Goal:
Give only the number of lines in these records that contain the word "внебюджетных".

____________

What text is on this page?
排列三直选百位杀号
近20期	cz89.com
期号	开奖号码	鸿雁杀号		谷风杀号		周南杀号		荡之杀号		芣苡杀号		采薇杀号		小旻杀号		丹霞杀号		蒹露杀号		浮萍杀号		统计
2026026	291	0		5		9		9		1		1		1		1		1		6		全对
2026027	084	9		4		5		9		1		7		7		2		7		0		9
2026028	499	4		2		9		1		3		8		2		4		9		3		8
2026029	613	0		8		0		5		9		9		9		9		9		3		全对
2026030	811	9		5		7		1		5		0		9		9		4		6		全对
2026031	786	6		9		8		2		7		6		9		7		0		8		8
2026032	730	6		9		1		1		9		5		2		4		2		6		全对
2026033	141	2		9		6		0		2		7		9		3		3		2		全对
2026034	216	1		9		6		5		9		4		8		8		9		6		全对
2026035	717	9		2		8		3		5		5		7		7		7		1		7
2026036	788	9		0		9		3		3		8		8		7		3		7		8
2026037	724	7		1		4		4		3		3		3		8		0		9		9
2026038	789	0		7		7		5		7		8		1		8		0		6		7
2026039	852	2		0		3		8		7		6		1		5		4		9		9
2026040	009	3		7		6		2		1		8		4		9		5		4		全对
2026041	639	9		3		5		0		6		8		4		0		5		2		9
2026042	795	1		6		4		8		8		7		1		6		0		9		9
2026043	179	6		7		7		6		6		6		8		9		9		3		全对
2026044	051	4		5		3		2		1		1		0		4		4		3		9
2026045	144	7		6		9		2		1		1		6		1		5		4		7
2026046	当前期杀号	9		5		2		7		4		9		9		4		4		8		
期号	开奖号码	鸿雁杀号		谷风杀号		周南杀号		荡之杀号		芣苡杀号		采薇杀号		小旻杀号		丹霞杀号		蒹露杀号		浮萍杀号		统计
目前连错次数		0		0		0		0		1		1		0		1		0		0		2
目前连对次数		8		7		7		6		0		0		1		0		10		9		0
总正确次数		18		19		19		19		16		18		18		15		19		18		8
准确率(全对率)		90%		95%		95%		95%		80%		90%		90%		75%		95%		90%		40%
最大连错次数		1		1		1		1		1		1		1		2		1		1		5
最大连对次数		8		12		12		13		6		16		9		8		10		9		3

____________

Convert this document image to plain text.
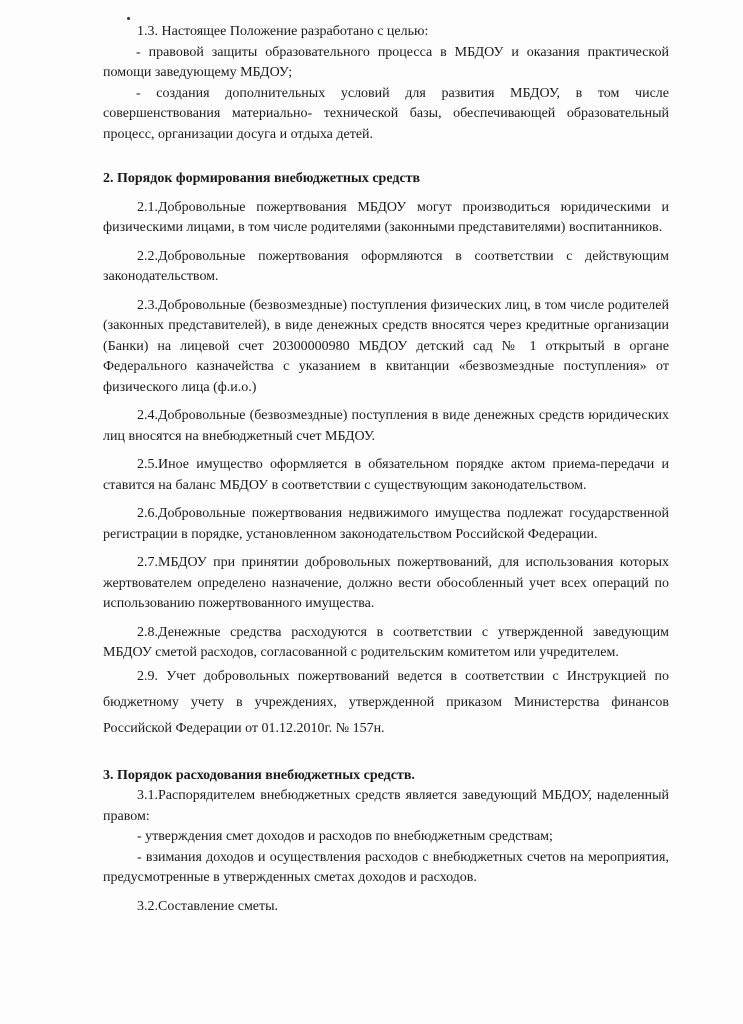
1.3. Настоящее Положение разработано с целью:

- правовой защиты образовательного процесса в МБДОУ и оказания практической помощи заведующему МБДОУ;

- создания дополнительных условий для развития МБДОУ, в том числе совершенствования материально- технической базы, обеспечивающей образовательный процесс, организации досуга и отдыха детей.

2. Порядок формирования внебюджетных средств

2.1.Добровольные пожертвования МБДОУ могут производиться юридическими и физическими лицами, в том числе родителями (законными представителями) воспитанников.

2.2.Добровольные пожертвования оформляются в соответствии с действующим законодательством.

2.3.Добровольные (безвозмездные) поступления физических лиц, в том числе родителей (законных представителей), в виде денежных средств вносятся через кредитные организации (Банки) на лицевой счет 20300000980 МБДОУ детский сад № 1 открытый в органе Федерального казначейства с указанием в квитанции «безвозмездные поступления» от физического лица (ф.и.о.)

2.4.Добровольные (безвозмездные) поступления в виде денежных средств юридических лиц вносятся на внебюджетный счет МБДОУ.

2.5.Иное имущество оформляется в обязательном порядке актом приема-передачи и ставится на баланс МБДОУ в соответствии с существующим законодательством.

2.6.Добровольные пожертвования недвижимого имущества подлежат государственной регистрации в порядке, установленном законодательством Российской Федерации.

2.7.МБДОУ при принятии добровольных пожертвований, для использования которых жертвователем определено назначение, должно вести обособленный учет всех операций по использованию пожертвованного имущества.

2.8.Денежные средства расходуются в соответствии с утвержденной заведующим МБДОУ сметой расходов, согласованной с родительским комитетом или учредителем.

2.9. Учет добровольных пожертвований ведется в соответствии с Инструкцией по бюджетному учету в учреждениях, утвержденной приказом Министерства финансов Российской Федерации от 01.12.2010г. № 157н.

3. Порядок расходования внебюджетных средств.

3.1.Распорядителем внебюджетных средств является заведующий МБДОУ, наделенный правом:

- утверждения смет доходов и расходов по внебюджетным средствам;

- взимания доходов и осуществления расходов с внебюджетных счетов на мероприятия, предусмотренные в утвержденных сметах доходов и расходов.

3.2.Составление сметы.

____________

Exercise answer:
4